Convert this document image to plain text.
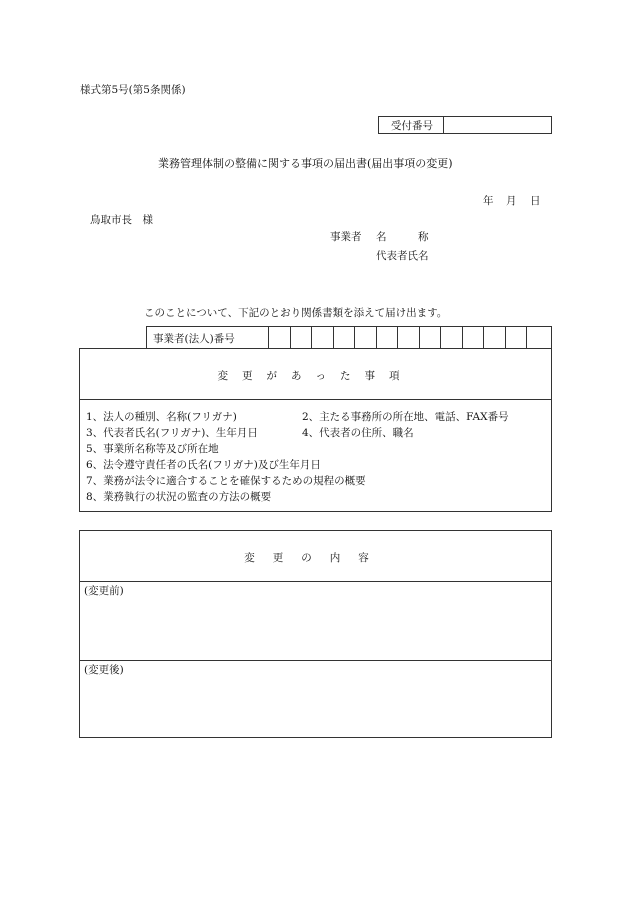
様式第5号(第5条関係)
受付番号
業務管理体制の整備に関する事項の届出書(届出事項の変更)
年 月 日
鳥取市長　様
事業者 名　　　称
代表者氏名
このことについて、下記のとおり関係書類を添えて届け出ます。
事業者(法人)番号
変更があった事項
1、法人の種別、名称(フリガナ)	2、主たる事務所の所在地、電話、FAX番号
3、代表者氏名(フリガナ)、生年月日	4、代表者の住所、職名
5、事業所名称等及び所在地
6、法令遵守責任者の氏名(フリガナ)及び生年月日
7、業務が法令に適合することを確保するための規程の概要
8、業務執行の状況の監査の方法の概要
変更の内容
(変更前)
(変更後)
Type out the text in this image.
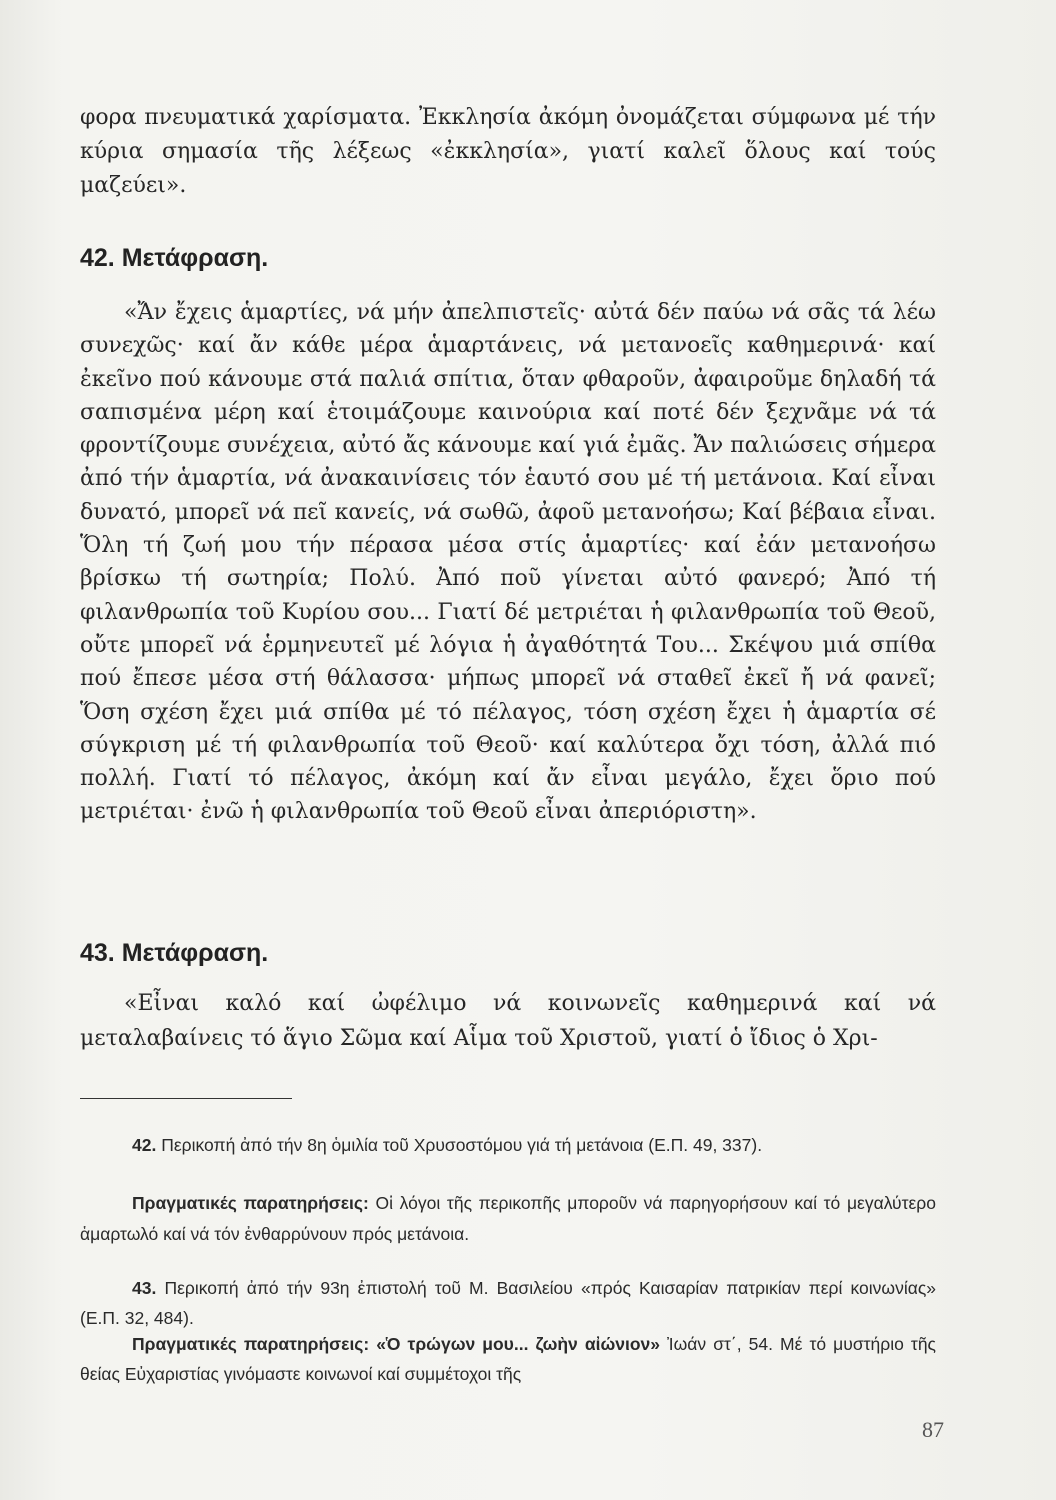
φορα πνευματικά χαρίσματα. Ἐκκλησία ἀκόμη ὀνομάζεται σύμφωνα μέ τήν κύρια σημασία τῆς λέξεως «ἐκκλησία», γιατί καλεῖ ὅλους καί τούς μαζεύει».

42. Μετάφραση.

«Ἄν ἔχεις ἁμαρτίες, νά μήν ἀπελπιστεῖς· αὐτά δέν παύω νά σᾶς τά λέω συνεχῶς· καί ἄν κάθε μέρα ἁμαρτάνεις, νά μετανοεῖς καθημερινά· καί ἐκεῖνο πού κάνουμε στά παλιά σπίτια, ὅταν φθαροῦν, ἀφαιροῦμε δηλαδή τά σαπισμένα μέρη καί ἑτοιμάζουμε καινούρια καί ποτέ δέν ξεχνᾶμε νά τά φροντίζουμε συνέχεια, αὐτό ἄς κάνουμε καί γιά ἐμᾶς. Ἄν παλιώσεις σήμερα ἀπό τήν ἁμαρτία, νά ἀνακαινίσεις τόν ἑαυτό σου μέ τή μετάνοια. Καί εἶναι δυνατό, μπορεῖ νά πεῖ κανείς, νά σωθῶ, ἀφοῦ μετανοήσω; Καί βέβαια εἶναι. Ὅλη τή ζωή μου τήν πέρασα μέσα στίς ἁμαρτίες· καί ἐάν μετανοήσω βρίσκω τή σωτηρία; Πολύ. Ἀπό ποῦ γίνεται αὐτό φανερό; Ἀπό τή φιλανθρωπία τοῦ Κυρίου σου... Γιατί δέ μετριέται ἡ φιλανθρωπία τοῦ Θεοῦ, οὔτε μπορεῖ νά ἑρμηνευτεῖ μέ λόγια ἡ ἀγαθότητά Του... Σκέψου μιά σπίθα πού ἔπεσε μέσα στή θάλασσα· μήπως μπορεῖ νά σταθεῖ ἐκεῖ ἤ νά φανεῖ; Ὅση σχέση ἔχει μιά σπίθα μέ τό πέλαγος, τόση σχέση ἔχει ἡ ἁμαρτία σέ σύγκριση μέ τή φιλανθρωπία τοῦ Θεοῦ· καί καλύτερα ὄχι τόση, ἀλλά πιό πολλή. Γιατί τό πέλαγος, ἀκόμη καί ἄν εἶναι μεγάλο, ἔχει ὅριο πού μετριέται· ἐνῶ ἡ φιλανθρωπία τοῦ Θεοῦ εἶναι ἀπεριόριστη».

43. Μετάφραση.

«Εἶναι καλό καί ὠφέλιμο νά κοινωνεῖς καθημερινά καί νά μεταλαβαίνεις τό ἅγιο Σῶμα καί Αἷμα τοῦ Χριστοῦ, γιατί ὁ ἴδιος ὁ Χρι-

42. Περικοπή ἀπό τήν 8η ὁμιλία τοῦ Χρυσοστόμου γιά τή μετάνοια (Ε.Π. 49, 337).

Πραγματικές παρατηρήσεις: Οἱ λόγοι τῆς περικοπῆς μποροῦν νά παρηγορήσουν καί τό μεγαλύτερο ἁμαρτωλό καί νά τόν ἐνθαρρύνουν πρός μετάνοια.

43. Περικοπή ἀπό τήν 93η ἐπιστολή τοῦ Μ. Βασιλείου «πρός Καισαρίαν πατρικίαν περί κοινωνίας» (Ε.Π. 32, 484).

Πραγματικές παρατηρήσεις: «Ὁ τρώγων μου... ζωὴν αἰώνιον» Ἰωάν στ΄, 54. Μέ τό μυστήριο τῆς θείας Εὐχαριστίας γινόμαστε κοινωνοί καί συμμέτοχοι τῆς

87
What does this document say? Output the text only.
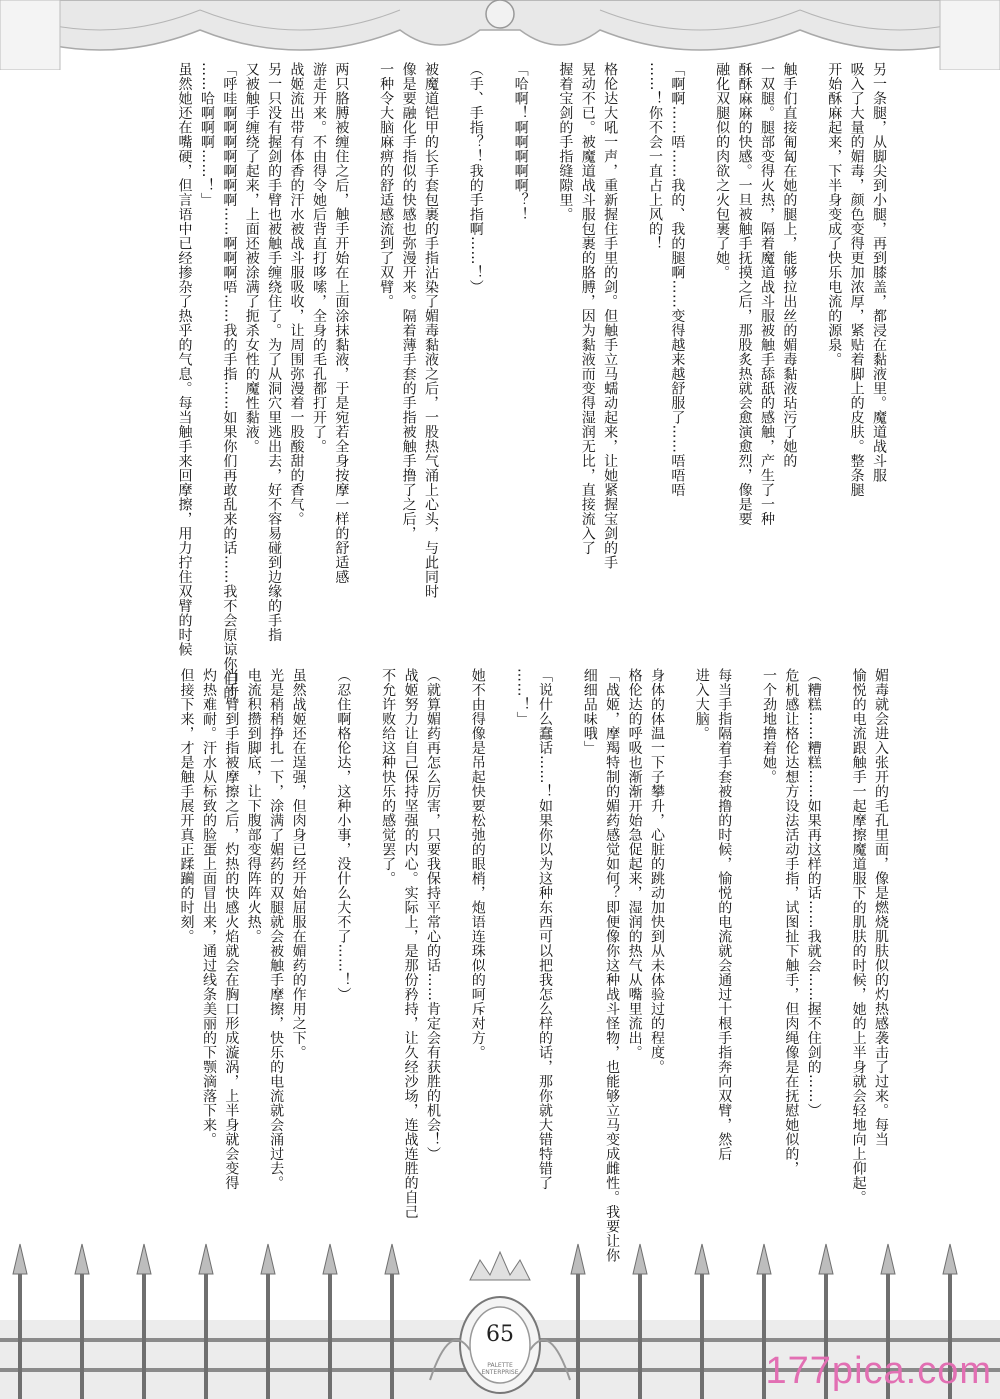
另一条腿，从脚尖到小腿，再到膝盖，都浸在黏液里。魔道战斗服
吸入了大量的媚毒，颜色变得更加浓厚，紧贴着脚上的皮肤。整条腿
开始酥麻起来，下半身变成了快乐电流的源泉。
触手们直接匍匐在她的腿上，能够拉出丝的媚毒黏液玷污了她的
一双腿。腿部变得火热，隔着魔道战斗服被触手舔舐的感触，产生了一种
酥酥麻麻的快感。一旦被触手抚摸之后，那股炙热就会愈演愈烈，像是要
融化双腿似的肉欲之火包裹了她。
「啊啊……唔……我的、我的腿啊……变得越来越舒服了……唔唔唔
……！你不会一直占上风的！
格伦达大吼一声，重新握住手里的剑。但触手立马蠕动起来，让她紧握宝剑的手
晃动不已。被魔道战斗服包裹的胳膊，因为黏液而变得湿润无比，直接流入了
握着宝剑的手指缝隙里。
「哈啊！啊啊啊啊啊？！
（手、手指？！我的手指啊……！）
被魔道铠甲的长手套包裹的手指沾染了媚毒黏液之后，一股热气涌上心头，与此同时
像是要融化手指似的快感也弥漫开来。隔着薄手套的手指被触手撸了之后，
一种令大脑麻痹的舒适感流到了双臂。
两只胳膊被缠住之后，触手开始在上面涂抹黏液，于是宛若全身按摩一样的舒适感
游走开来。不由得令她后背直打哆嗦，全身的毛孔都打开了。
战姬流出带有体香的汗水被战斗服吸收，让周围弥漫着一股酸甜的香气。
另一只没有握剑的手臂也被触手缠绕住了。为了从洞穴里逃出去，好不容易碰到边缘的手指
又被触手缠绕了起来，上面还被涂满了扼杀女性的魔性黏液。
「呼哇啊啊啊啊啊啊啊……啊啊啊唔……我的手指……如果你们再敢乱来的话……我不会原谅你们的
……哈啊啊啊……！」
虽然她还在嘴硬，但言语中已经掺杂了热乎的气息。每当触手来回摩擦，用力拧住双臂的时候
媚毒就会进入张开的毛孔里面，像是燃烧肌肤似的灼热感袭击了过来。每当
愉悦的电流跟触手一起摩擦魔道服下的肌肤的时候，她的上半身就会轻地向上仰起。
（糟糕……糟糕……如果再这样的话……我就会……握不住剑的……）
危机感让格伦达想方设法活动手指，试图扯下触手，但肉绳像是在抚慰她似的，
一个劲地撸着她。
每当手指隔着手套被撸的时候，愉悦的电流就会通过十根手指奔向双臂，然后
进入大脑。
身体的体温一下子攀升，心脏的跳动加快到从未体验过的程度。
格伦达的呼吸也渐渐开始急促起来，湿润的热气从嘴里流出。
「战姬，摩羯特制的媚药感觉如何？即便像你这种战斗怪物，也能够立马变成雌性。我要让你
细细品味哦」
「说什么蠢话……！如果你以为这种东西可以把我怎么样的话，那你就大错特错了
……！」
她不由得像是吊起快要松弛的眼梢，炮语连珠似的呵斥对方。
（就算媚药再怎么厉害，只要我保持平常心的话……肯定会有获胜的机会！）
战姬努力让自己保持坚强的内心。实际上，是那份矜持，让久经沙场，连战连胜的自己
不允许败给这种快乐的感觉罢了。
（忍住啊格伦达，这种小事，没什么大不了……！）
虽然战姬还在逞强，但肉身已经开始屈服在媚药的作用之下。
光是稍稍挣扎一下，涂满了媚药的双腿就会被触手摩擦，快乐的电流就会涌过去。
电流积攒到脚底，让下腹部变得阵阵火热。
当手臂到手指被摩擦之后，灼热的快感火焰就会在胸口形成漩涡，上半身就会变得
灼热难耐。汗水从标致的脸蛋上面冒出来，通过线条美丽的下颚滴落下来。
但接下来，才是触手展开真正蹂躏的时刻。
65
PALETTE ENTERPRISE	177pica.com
....................
* Exercise goal *
Find every line in the listing that holds the string "document", then say how many there are as a bare number.

* Response below *
2